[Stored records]
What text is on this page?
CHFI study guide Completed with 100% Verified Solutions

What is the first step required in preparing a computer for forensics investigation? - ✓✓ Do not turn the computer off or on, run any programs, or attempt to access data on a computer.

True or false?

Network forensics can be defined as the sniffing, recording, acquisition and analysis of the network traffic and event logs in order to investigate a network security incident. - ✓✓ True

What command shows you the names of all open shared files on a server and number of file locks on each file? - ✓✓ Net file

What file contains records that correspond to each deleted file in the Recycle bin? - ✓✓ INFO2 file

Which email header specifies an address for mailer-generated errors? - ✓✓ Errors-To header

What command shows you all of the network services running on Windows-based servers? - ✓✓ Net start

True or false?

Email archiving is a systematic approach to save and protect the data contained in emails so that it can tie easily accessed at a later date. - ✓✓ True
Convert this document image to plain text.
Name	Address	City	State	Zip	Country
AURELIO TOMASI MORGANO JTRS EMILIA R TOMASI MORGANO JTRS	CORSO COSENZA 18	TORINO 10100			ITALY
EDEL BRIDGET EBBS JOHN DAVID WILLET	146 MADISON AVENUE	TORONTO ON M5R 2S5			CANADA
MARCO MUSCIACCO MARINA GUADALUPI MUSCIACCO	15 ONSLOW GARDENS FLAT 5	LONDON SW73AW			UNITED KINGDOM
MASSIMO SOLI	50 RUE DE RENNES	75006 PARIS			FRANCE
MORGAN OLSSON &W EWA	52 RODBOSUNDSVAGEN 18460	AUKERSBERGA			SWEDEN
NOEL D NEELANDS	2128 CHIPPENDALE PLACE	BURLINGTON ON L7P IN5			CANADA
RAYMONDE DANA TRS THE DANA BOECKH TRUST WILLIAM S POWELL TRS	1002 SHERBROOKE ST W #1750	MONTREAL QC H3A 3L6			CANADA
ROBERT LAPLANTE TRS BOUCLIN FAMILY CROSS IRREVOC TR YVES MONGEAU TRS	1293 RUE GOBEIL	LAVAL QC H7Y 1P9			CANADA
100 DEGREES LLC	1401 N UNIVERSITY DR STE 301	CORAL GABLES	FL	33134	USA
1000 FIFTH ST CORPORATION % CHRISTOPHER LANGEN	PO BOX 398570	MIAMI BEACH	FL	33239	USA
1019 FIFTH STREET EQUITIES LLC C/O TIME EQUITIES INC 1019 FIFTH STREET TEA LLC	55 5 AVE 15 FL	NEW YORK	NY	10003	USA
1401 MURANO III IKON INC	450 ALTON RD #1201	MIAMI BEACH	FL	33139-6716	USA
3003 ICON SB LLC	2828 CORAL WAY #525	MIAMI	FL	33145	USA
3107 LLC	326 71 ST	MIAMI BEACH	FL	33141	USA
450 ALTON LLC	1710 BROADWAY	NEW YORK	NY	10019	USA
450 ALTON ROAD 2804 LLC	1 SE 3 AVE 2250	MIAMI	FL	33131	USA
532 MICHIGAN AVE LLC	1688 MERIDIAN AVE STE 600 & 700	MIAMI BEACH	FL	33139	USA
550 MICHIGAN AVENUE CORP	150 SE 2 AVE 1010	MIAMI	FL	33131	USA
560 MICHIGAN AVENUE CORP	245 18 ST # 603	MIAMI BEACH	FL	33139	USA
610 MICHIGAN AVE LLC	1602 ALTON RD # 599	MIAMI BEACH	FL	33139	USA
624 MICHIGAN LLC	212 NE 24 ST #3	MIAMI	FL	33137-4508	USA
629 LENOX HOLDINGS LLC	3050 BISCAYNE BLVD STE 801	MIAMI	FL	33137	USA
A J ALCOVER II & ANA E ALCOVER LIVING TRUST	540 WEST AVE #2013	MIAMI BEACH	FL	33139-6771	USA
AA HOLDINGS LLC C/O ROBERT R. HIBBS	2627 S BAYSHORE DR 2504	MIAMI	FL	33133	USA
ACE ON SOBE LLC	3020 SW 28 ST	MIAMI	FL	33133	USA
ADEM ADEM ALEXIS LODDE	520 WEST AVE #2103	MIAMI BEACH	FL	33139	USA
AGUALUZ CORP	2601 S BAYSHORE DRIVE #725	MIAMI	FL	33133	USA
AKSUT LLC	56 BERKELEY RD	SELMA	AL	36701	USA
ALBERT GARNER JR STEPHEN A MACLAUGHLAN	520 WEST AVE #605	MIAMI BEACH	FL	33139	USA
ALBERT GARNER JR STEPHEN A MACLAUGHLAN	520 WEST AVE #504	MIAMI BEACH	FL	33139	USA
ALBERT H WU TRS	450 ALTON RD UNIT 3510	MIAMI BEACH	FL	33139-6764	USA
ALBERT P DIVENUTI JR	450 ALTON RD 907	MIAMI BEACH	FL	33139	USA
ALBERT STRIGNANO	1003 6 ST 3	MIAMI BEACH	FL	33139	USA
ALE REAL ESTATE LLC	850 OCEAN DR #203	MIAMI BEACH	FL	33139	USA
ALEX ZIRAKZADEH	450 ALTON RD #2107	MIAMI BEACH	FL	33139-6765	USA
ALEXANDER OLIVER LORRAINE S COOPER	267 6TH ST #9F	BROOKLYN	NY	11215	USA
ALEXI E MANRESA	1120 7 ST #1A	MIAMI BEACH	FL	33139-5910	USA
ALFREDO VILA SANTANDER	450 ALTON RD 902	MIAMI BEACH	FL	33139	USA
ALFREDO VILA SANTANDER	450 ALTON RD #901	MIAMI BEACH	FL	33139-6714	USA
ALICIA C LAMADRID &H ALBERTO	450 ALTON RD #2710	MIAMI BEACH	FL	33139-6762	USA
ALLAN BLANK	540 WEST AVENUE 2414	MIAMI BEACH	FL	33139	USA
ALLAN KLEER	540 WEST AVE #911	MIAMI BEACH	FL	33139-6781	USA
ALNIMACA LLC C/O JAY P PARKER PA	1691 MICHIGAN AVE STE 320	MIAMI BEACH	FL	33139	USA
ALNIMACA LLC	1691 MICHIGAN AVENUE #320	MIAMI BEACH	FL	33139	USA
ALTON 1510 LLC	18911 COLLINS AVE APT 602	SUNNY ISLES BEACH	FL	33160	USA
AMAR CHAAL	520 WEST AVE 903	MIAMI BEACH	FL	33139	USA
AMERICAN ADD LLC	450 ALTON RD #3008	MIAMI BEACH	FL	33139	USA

■ STATED PROBLEM: Please output the entire listing exactly as it stands.

■ TASK RESPONSE:
What text is on this page?
CHFI study guide Completed with 100% Verified Solutions

What is the first step required in preparing a computer for forensics investigation? - ✓✓ Do not turn the computer off or on, run any programs, or attempt to access data on a computer.

True or false?

Network forensics can be defined as the sniffing, recording, acquisition and analysis of the network traffic and event logs in order to investigate a network security incident. - ✓✓ True

What command shows you the names of all open shared files on a server and number of file locks on each file? - ✓✓ Net file

What file contains records that correspond to each deleted file in the Recycle bin? - ✓✓ INFO2 file

Which email header specifies an address for mailer-generated errors? - ✓✓ Errors-To header

What command shows you all of the network services running on Windows-based servers? - ✓✓ Net start

True or false?

Email archiving is a systematic approach to save and protect the data contained in emails so that it can tie easily accessed at a later date. - ✓✓ True
Convert this document image to plain text.
Name	Address	City	State	Zip	Country
AURELIO TOMASI MORGANO JTRS EMILIA R TOMASI MORGANO JTRS	CORSO COSENZA 18	TORINO 10100			ITALY
EDEL BRIDGET EBBS JOHN DAVID WILLET	146 MADISON AVENUE	TORONTO ON M5R 2S5			CANADA
MARCO MUSCIACCO MARINA GUADALUPI MUSCIACCO	15 ONSLOW GARDENS FLAT 5	LONDON SW73AW			UNITED KINGDOM
MASSIMO SOLI	50 RUE DE RENNES	75006 PARIS			FRANCE
MORGAN OLSSON &W EWA	52 RODBOSUNDSVAGEN 18460	AUKERSBERGA			SWEDEN
NOEL D NEELANDS	2128 CHIPPENDALE PLACE	BURLINGTON ON L7P IN5			CANADA
RAYMONDE DANA TRS THE DANA BOECKH TRUST WILLIAM S POWELL TRS	1002 SHERBROOKE ST W #1750	MONTREAL QC H3A 3L6			CANADA
ROBERT LAPLANTE TRS BOUCLIN FAMILY CROSS IRREVOC TR YVES MONGEAU TRS	1293 RUE GOBEIL	LAVAL QC H7Y 1P9			CANADA
100 DEGREES LLC	1401 N UNIVERSITY DR STE 301	CORAL GABLES	FL	33134	USA
1000 FIFTH ST CORPORATION % CHRISTOPHER LANGEN	PO BOX 398570	MIAMI BEACH	FL	33239	USA
1019 FIFTH STREET EQUITIES LLC C/O TIME EQUITIES INC 1019 FIFTH STREET TEA LLC	55 5 AVE 15 FL	NEW YORK	NY	10003	USA
1401 MURANO III IKON INC	450 ALTON RD #1201	MIAMI BEACH	FL	33139-6716	USA
3003 ICON SB LLC	2828 CORAL WAY #525	MIAMI	FL	33145	USA
3107 LLC	326 71 ST	MIAMI BEACH	FL	33141	USA
450 ALTON LLC	1710 BROADWAY	NEW YORK	NY	10019	USA
450 ALTON ROAD 2804 LLC	1 SE 3 AVE 2250	MIAMI	FL	33131	USA
532 MICHIGAN AVE LLC	1688 MERIDIAN AVE STE 600 & 700	MIAMI BEACH	FL	33139	USA
550 MICHIGAN AVENUE CORP	150 SE 2 AVE 1010	MIAMI	FL	33131	USA
560 MICHIGAN AVENUE CORP	245 18 ST # 603	MIAMI BEACH	FL	33139	USA
610 MICHIGAN AVE LLC	1602 ALTON RD # 599	MIAMI BEACH	FL	33139	USA
624 MICHIGAN LLC	212 NE 24 ST #3	MIAMI	FL	33137-4508	USA
629 LENOX HOLDINGS LLC	3050 BISCAYNE BLVD STE 801	MIAMI	FL	33137	USA
A J ALCOVER II & ANA E ALCOVER LIVING TRUST	540 WEST AVE #2013	MIAMI BEACH	FL	33139-6771	USA
AA HOLDINGS LLC C/O ROBERT R. HIBBS	2627 S BAYSHORE DR 2504	MIAMI	FL	33133	USA
ACE ON SOBE LLC	3020 SW 28 ST	MIAMI	FL	33133	USA
ADEM ADEM ALEXIS LODDE	520 WEST AVE #2103	MIAMI BEACH	FL	33139	USA
AGUALUZ CORP	2601 S BAYSHORE DRIVE #725	MIAMI	FL	33133	USA
AKSUT LLC	56 BERKELEY RD	SELMA	AL	36701	USA
ALBERT GARNER JR STEPHEN A MACLAUGHLAN	520 WEST AVE #605	MIAMI BEACH	FL	33139	USA
ALBERT GARNER JR STEPHEN A MACLAUGHLAN	520 WEST AVE #504	MIAMI BEACH	FL	33139	USA
ALBERT H WU TRS	450 ALTON RD UNIT 3510	MIAMI BEACH	FL	33139-6764	USA
ALBERT P DIVENUTI JR	450 ALTON RD 907	MIAMI BEACH	FL	33139	USA
ALBERT STRIGNANO	1003 6 ST 3	MIAMI BEACH	FL	33139	USA
ALE REAL ESTATE LLC	850 OCEAN DR #203	MIAMI BEACH	FL	33139	USA
ALEX ZIRAKZADEH	450 ALTON RD #2107	MIAMI BEACH	FL	33139-6765	USA
ALEXANDER OLIVER LORRAINE S COOPER	267 6TH ST #9F	BROOKLYN	NY	11215	USA
ALEXI E MANRESA	1120 7 ST #1A	MIAMI BEACH	FL	33139-5910	USA
ALFREDO VILA SANTANDER	450 ALTON RD 902	MIAMI BEACH	FL	33139	USA
ALFREDO VILA SANTANDER	450 ALTON RD #901	MIAMI BEACH	FL	33139-6714	USA
ALICIA C LAMADRID &H ALBERTO	450 ALTON RD #2710	MIAMI BEACH	FL	33139-6762	USA
ALLAN BLANK	540 WEST AVENUE 2414	MIAMI BEACH	FL	33139	USA
ALLAN KLEER	540 WEST AVE #911	MIAMI BEACH	FL	33139-6781	USA
ALNIMACA LLC C/O JAY P PARKER PA	1691 MICHIGAN AVE STE 320	MIAMI BEACH	FL	33139	USA
ALNIMACA LLC	1691 MICHIGAN AVENUE #320	MIAMI BEACH	FL	33139	USA
ALTON 1510 LLC	18911 COLLINS AVE APT 602	SUNNY ISLES BEACH	FL	33160	USA
AMAR CHAAL	520 WEST AVE 903	MIAMI BEACH	FL	33139	USA
AMERICAN ADD LLC	450 ALTON RD #3008	MIAMI BEACH	FL	33139	USA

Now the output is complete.